== Short task ==
Scan the data for "Netto" and copy the lines it appears in.

== Records shown ==
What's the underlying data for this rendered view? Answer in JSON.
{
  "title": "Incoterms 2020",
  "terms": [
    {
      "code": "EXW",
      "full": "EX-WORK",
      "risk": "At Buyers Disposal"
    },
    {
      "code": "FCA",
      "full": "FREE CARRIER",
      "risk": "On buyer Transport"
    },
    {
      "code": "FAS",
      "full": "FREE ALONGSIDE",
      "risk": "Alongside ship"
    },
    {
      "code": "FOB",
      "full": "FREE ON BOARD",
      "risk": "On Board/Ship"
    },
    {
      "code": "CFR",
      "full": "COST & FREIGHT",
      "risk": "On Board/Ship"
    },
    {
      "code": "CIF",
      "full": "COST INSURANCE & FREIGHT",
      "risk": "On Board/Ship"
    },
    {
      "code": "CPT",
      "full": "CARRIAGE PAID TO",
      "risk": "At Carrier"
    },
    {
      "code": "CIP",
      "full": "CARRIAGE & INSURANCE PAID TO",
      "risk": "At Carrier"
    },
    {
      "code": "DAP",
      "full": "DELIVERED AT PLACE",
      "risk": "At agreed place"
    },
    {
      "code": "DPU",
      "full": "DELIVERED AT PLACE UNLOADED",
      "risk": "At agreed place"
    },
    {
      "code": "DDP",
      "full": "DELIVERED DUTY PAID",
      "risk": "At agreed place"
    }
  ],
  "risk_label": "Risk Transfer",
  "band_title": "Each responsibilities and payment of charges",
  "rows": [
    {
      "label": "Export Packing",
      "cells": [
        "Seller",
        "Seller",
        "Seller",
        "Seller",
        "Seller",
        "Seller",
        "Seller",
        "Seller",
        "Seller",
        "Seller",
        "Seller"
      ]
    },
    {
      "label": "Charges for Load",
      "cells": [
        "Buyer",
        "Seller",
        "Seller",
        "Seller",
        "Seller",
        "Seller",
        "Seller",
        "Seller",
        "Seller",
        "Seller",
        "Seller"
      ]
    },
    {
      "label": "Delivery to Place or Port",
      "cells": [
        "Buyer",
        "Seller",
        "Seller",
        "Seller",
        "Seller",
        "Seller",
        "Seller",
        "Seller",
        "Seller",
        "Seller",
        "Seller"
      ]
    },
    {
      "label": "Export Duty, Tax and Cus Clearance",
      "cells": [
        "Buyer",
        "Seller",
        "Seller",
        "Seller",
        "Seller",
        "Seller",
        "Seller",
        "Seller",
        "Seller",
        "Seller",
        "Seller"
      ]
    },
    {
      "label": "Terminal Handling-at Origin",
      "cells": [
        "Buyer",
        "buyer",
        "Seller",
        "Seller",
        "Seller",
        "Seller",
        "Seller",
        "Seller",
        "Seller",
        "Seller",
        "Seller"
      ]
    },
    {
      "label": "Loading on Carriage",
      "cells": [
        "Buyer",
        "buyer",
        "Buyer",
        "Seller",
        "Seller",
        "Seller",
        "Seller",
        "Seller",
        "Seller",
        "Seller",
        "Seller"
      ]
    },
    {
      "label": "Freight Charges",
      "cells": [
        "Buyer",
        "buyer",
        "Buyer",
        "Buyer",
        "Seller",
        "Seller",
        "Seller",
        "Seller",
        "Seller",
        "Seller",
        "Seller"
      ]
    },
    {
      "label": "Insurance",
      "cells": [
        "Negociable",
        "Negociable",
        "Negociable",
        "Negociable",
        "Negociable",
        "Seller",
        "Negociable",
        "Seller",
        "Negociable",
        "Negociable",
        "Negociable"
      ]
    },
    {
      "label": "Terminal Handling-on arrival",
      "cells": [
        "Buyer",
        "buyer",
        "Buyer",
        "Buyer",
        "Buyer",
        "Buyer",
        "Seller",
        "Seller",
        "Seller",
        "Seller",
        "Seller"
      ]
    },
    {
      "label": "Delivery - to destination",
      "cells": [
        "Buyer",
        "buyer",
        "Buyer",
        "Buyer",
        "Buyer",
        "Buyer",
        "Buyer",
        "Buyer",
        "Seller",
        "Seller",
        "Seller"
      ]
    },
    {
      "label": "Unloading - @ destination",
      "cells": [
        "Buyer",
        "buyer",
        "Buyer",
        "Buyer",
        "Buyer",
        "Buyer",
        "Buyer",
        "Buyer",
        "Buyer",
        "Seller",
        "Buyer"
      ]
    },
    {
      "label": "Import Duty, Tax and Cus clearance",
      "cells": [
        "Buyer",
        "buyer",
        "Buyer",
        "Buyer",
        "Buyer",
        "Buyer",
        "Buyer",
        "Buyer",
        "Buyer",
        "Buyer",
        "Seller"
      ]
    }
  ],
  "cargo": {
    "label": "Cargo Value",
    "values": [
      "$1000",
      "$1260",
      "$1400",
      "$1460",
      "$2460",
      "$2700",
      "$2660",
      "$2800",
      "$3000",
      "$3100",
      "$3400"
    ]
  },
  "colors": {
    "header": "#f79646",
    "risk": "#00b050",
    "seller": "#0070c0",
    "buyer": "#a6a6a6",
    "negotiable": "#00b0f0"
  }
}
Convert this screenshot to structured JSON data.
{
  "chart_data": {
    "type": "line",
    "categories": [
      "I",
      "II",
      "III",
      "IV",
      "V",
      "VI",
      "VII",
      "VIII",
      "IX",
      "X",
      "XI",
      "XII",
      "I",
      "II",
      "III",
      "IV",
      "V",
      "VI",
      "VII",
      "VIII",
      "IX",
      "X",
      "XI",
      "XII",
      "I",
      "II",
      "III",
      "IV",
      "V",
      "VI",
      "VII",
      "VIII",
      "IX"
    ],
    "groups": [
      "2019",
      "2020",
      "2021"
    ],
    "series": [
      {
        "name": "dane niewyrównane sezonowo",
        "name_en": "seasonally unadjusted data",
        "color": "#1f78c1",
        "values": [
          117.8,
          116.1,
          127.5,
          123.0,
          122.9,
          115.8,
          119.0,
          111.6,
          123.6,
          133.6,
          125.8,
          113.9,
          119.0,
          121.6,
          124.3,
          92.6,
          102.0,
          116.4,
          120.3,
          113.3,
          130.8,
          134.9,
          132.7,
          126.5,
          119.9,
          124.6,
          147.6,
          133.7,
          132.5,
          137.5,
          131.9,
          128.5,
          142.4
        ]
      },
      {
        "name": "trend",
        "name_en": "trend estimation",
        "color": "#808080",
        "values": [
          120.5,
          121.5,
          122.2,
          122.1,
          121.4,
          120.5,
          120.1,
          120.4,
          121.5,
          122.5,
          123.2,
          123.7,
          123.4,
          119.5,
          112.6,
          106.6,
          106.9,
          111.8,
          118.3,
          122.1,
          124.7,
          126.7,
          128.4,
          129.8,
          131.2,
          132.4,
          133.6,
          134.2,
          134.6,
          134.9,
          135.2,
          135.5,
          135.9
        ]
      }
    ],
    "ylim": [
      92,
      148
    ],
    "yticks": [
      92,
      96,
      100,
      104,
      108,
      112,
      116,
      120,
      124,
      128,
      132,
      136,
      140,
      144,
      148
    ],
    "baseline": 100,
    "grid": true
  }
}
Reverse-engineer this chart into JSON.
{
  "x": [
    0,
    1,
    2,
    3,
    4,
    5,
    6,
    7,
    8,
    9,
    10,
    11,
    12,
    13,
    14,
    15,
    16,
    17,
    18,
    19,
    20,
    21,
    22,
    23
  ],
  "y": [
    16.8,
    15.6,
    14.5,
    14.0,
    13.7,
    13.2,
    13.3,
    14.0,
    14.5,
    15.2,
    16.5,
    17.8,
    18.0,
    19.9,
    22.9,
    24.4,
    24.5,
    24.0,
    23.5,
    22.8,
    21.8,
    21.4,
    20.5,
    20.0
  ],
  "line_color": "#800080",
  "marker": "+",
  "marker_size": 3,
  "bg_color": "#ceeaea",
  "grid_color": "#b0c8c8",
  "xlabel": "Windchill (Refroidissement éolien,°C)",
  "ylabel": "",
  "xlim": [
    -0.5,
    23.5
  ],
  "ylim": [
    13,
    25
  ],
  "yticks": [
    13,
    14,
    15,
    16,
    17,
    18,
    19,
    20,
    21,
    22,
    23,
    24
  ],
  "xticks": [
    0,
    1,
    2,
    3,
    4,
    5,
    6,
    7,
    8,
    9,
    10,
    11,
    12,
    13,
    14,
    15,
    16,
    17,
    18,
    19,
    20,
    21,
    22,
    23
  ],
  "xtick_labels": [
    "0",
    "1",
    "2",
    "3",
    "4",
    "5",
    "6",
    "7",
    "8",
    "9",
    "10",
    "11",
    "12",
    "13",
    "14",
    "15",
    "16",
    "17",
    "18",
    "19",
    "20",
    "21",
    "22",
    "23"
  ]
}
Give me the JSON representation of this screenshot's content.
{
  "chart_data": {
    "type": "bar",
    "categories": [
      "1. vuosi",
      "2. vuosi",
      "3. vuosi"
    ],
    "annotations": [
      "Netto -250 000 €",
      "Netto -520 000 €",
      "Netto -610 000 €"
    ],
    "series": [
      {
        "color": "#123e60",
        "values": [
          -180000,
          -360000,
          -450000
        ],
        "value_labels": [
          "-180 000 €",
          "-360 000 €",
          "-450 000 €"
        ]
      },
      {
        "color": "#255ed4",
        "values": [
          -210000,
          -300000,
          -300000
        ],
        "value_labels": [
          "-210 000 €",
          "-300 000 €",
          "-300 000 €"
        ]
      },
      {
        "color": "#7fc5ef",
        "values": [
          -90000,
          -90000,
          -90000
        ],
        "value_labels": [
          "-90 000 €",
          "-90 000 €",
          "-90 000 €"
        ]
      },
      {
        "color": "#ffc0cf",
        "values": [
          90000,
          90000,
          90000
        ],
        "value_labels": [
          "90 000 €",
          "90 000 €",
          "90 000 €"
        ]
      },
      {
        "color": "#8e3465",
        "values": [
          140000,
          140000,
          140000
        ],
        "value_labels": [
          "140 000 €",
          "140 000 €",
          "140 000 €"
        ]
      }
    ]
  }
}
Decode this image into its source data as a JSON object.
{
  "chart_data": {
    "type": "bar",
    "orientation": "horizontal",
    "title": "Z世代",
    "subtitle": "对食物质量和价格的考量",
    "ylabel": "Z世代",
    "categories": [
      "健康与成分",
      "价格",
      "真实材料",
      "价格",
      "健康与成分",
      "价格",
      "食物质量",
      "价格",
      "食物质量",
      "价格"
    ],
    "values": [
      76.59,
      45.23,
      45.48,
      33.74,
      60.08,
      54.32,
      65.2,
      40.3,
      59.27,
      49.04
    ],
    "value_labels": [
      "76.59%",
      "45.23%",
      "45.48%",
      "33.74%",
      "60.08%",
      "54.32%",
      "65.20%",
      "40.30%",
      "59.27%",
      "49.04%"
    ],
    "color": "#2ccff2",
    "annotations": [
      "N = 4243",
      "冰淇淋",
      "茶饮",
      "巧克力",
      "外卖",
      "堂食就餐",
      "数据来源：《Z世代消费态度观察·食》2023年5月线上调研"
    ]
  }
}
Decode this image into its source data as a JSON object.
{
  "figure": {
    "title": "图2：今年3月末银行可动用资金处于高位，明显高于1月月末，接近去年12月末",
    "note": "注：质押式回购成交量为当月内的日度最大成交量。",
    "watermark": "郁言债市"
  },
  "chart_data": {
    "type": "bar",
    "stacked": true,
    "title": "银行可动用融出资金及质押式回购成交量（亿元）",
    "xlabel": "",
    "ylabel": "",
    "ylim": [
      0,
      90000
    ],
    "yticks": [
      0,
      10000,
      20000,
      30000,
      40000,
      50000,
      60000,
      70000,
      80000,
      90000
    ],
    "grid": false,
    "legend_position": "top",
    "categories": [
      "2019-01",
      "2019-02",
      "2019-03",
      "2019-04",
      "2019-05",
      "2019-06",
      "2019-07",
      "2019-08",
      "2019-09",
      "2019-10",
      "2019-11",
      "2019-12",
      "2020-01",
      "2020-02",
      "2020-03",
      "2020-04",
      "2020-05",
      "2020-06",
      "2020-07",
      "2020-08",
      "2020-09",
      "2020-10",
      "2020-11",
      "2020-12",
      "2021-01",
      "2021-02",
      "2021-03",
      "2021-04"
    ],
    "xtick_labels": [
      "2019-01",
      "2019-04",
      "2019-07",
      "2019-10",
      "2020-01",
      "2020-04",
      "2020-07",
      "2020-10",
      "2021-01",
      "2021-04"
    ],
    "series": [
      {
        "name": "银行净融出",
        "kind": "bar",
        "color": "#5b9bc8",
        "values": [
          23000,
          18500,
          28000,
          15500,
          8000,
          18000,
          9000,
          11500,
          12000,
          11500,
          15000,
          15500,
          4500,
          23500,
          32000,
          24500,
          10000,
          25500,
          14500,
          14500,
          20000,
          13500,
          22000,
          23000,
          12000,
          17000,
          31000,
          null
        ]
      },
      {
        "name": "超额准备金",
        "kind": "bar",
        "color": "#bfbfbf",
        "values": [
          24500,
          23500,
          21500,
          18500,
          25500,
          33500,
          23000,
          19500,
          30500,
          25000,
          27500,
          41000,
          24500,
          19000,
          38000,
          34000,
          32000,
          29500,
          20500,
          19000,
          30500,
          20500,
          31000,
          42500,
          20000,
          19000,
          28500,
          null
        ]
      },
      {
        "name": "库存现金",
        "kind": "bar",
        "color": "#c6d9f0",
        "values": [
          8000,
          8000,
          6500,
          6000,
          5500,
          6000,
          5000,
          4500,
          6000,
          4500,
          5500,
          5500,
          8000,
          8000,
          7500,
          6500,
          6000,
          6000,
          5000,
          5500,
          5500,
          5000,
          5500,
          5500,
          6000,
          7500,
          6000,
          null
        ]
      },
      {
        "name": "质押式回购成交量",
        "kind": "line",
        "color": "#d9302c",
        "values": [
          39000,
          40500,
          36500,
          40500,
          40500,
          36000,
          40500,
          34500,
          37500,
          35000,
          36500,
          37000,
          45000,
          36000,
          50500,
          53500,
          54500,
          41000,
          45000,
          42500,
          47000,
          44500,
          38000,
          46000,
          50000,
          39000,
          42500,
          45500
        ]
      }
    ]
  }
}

== Response for this exercise ==
      "Netto -250 000 €",
      "Netto -520 000 €",
      "Netto -610 000 €"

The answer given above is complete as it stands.